> EXERCISE BRIEF
State only the number of lines that contain the string "Generation".

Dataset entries
==========

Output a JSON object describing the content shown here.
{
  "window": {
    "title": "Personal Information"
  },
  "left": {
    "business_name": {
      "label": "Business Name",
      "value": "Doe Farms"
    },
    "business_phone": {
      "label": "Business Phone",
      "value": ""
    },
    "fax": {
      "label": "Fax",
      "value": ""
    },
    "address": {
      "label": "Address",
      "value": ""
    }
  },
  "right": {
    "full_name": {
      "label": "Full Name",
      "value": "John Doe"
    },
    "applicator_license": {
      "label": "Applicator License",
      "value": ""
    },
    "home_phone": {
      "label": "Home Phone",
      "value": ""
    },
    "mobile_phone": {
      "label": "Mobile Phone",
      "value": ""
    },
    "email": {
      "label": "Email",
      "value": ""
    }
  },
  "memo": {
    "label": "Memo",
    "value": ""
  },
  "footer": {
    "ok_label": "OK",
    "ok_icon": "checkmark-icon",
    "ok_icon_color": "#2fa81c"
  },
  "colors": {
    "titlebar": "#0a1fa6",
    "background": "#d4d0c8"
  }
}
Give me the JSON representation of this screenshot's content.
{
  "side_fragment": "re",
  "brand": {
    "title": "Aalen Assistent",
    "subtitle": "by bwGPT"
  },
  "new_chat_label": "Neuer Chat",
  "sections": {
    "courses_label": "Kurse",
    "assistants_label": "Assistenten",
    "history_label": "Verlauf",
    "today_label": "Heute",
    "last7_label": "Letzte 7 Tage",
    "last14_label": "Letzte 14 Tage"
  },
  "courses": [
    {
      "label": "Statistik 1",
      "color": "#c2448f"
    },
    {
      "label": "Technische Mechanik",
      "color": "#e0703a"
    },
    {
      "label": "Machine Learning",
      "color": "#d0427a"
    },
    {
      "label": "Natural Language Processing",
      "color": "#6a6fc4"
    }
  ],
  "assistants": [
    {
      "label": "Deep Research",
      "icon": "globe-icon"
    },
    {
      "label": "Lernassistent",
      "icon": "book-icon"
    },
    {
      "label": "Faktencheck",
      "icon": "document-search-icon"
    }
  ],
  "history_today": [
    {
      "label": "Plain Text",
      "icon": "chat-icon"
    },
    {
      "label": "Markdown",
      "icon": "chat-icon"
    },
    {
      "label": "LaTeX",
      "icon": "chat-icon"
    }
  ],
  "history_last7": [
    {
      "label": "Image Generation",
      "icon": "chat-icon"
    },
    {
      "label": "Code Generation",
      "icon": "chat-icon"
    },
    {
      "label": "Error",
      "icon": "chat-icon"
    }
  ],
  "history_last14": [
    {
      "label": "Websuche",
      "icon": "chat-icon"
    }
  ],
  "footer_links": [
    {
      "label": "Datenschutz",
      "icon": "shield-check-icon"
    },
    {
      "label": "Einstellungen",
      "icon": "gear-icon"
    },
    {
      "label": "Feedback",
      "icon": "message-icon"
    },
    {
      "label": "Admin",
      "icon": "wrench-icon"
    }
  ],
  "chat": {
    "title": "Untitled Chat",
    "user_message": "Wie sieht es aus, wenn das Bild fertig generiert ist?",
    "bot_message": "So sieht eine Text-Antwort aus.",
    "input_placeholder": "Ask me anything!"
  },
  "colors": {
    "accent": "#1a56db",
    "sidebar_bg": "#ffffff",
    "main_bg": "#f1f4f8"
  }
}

==========

> REPLY TO THE EXERCISE
2